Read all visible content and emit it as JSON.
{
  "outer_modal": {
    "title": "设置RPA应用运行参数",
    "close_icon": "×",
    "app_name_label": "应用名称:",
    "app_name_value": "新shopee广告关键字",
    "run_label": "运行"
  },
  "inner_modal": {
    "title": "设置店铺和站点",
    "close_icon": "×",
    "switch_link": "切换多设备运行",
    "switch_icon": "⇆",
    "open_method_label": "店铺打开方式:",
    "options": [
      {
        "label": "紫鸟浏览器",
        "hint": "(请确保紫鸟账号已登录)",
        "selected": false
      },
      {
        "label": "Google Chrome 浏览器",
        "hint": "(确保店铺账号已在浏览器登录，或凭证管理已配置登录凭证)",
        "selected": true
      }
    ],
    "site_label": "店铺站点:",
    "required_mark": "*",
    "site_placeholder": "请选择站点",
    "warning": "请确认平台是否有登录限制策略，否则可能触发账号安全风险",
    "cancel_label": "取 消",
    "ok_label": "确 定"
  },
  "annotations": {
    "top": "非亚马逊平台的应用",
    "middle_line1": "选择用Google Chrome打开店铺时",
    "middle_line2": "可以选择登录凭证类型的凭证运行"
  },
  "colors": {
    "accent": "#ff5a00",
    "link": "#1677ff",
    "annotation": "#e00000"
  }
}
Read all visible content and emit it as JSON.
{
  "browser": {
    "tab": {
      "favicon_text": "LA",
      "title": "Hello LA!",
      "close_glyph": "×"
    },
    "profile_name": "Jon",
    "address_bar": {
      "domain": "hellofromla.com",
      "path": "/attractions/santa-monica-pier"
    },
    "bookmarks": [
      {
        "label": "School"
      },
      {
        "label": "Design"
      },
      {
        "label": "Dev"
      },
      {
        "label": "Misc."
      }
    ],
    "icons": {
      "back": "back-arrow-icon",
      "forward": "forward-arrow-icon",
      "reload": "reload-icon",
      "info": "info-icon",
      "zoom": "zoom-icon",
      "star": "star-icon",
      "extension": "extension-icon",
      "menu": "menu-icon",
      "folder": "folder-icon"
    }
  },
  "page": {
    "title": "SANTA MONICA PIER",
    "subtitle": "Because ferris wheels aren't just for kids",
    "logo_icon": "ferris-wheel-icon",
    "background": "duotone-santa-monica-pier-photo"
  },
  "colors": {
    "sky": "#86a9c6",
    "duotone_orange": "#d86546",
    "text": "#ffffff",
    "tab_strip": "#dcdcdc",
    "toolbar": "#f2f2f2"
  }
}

· · · ·

Set all of the records down again, exactly as they stand.

Task solution =
Read all visible content and emit it as JSON.
{
  "outer_modal": {
    "title": "设置RPA应用运行参数",
    "close_icon": "×",
    "app_name_label": "应用名称:",
    "app_name_value": "新shopee广告关键字",
    "run_label": "运行"
  },
  "inner_modal": {
    "title": "设置店铺和站点",
    "close_icon": "×",
    "switch_link": "切换多设备运行",
    "switch_icon": "⇆",
    "open_method_label": "店铺打开方式:",
    "options": [
      {
        "label": "紫鸟浏览器",
        "hint": "(请确保紫鸟账号已登录)",
        "selected": false
      },
      {
        "label": "Google Chrome 浏览器",
        "hint": "(确保店铺账号已在浏览器登录，或凭证管理已配置登录凭证)",
        "selected": true
      }
    ],
    "site_label": "店铺站点:",
    "required_mark": "*",
    "site_placeholder": "请选择站点",
    "warning": "请确认平台是否有登录限制策略，否则可能触发账号安全风险",
    "cancel_label": "取 消",
    "ok_label": "确 定"
  },
  "annotations": {
    "top": "非亚马逊平台的应用",
    "middle_line1": "选择用Google Chrome打开店铺时",
    "middle_line2": "可以选择登录凭证类型的凭证运行"
  },
  "colors": {
    "accent": "#ff5a00",
    "link": "#1677ff",
    "annotation": "#e00000"
  }
}
Read all visible content and emit it as JSON.
{
  "browser": {
    "tab": {
      "favicon_text": "LA",
      "title": "Hello LA!",
      "close_glyph": "×"
    },
    "profile_name": "Jon",
    "address_bar": {
      "domain": "hellofromla.com",
      "path": "/attractions/santa-monica-pier"
    },
    "bookmarks": [
      {
        "label": "School"
      },
      {
        "label": "Design"
      },
      {
        "label": "Dev"
      },
      {
        "label": "Misc."
      }
    ],
    "icons": {
      "back": "back-arrow-icon",
      "forward": "forward-arrow-icon",
      "reload": "reload-icon",
      "info": "info-icon",
      "zoom": "zoom-icon",
      "star": "star-icon",
      "extension": "extension-icon",
      "menu": "menu-icon",
      "folder": "folder-icon"
    }
  },
  "page": {
    "title": "SANTA MONICA PIER",
    "subtitle": "Because ferris wheels aren't just for kids",
    "logo_icon": "ferris-wheel-icon",
    "background": "duotone-santa-monica-pier-photo"
  },
  "colors": {
    "sky": "#86a9c6",
    "duotone_orange": "#d86546",
    "text": "#ffffff",
    "tab_strip": "#dcdcdc",
    "toolbar": "#f2f2f2"
  }
}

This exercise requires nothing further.